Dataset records

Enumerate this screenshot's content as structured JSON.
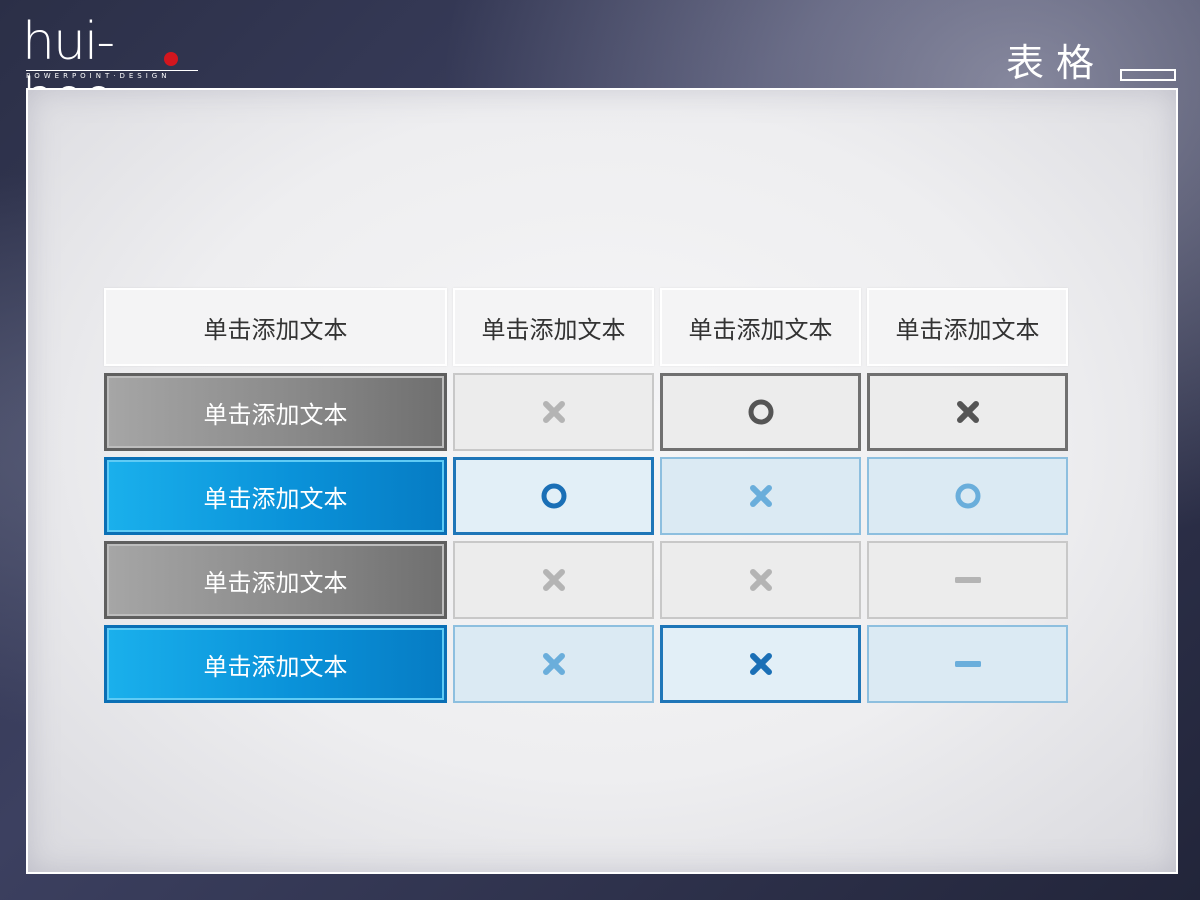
{
  "brand": {
    "logo_text": "hui-hoo",
    "logo_subtitle": "POWERPOINT·DESIGN"
  },
  "slide": {
    "title": "表格"
  },
  "colors": {
    "accent_blue": "#0a92d9",
    "dark_blue": "#1a6fb6",
    "mid_blue": "#6aaedb",
    "dark_gray": "#555555",
    "light_gray": "#b4b4b4",
    "logo_red": "#d3161e"
  },
  "table": {
    "headers": [
      "单击添加文本",
      "单击添加文本",
      "单击添加文本",
      "单击添加文本"
    ],
    "rows": [
      {
        "label": "单击添加文本",
        "style": "gray",
        "cells": [
          {
            "icon": "cross-icon",
            "tone": "light-gray"
          },
          {
            "icon": "circle-icon",
            "tone": "dark-gray"
          },
          {
            "icon": "cross-icon",
            "tone": "dark-gray"
          }
        ]
      },
      {
        "label": "单击添加文本",
        "style": "blue",
        "cells": [
          {
            "icon": "circle-icon",
            "tone": "dark-blue"
          },
          {
            "icon": "cross-icon",
            "tone": "light-blue"
          },
          {
            "icon": "circle-icon",
            "tone": "light-blue"
          }
        ]
      },
      {
        "label": "单击添加文本",
        "style": "gray",
        "cells": [
          {
            "icon": "cross-icon",
            "tone": "light-gray"
          },
          {
            "icon": "cross-icon",
            "tone": "light-gray"
          },
          {
            "icon": "dash-icon",
            "tone": "light-gray"
          }
        ]
      },
      {
        "label": "单击添加文本",
        "style": "blue",
        "cells": [
          {
            "icon": "cross-icon",
            "tone": "light-blue"
          },
          {
            "icon": "cross-icon",
            "tone": "dark-blue"
          },
          {
            "icon": "dash-icon",
            "tone": "light-blue"
          }
        ]
      }
    ]
  }
}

> **Set problem**: Make an exact copy of the whole listing, but don't bring over any pictures.

> **Problem solution**:
Enumerate this screenshot's content as structured JSON.
{
  "brand": {
    "logo_text": "hui-hoo",
    "logo_subtitle": "POWERPOINT·DESIGN"
  },
  "slide": {
    "title": "表格"
  },
  "colors": {
    "accent_blue": "#0a92d9",
    "dark_blue": "#1a6fb6",
    "mid_blue": "#6aaedb",
    "dark_gray": "#555555",
    "light_gray": "#b4b4b4",
    "logo_red": "#d3161e"
  },
  "table": {
    "headers": [
      "单击添加文本",
      "单击添加文本",
      "单击添加文本",
      "单击添加文本"
    ],
    "rows": [
      {
        "label": "单击添加文本",
        "style": "gray",
        "cells": [
          {
            "icon": "cross-icon",
            "tone": "light-gray"
          },
          {
            "icon": "circle-icon",
            "tone": "dark-gray"
          },
          {
            "icon": "cross-icon",
            "tone": "dark-gray"
          }
        ]
      },
      {
        "label": "单击添加文本",
        "style": "blue",
        "cells": [
          {
            "icon": "circle-icon",
            "tone": "dark-blue"
          },
          {
            "icon": "cross-icon",
            "tone": "light-blue"
          },
          {
            "icon": "circle-icon",
            "tone": "light-blue"
          }
        ]
      },
      {
        "label": "单击添加文本",
        "style": "gray",
        "cells": [
          {
            "icon": "cross-icon",
            "tone": "light-gray"
          },
          {
            "icon": "cross-icon",
            "tone": "light-gray"
          },
          {
            "icon": "dash-icon",
            "tone": "light-gray"
          }
        ]
      },
      {
        "label": "单击添加文本",
        "style": "blue",
        "cells": [
          {
            "icon": "cross-icon",
            "tone": "light-blue"
          },
          {
            "icon": "cross-icon",
            "tone": "dark-blue"
          },
          {
            "icon": "dash-icon",
            "tone": "light-blue"
          }
        ]
      }
    ]
  }
}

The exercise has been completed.